* [The task]: Reproduce the material in full, unchanged.

▼

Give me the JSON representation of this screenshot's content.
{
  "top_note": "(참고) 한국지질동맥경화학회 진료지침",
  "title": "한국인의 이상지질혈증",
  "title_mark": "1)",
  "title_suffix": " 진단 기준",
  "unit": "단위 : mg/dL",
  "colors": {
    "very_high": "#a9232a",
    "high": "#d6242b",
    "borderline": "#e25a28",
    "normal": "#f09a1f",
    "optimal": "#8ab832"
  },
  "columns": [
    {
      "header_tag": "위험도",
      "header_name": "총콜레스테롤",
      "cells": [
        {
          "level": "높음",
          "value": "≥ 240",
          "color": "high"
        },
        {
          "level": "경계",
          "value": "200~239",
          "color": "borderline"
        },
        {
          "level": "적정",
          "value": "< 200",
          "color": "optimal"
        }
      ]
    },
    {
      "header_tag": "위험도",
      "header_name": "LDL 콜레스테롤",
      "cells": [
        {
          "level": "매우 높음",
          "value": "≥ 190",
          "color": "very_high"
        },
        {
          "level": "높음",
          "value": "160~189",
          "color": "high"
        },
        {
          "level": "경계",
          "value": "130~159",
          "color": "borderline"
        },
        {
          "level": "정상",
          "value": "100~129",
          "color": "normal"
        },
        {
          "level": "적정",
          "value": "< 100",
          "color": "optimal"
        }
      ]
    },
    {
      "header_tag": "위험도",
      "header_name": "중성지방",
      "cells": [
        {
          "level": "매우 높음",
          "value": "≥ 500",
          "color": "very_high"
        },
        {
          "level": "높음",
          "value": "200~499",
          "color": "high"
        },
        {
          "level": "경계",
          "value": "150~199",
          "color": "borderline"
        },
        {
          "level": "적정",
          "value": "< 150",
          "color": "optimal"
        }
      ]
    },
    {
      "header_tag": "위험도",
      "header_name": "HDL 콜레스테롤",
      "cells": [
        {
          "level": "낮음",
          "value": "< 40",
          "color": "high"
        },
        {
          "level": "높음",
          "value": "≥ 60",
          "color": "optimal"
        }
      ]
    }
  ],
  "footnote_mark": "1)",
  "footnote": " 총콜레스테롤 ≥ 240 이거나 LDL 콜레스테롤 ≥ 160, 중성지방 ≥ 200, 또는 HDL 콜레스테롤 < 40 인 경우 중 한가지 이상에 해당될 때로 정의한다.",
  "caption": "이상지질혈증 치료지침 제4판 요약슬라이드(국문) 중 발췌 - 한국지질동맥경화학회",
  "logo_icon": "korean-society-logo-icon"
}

▲

* [The completed task]:
Give me the JSON representation of this screenshot's content.
{
  "top_note": "(참고) 한국지질동맥경화학회 진료지침",
  "title": "한국인의 이상지질혈증",
  "title_mark": "1)",
  "title_suffix": " 진단 기준",
  "unit": "단위 : mg/dL",
  "colors": {
    "very_high": "#a9232a",
    "high": "#d6242b",
    "borderline": "#e25a28",
    "normal": "#f09a1f",
    "optimal": "#8ab832"
  },
  "columns": [
    {
      "header_tag": "위험도",
      "header_name": "총콜레스테롤",
      "cells": [
        {
          "level": "높음",
          "value": "≥ 240",
          "color": "high"
        },
        {
          "level": "경계",
          "value": "200~239",
          "color": "borderline"
        },
        {
          "level": "적정",
          "value": "< 200",
          "color": "optimal"
        }
      ]
    },
    {
      "header_tag": "위험도",
      "header_name": "LDL 콜레스테롤",
      "cells": [
        {
          "level": "매우 높음",
          "value": "≥ 190",
          "color": "very_high"
        },
        {
          "level": "높음",
          "value": "160~189",
          "color": "high"
        },
        {
          "level": "경계",
          "value": "130~159",
          "color": "borderline"
        },
        {
          "level": "정상",
          "value": "100~129",
          "color": "normal"
        },
        {
          "level": "적정",
          "value": "< 100",
          "color": "optimal"
        }
      ]
    },
    {
      "header_tag": "위험도",
      "header_name": "중성지방",
      "cells": [
        {
          "level": "매우 높음",
          "value": "≥ 500",
          "color": "very_high"
        },
        {
          "level": "높음",
          "value": "200~499",
          "color": "high"
        },
        {
          "level": "경계",
          "value": "150~199",
          "color": "borderline"
        },
        {
          "level": "적정",
          "value": "< 150",
          "color": "optimal"
        }
      ]
    },
    {
      "header_tag": "위험도",
      "header_name": "HDL 콜레스테롤",
      "cells": [
        {
          "level": "낮음",
          "value": "< 40",
          "color": "high"
        },
        {
          "level": "높음",
          "value": "≥ 60",
          "color": "optimal"
        }
      ]
    }
  ],
  "footnote_mark": "1)",
  "footnote": " 총콜레스테롤 ≥ 240 이거나 LDL 콜레스테롤 ≥ 160, 중성지방 ≥ 200, 또는 HDL 콜레스테롤 < 40 인 경우 중 한가지 이상에 해당될 때로 정의한다.",
  "caption": "이상지질혈증 치료지침 제4판 요약슬라이드(국문) 중 발췌 - 한국지질동맥경화학회",
  "logo_icon": "korean-society-logo-icon"
}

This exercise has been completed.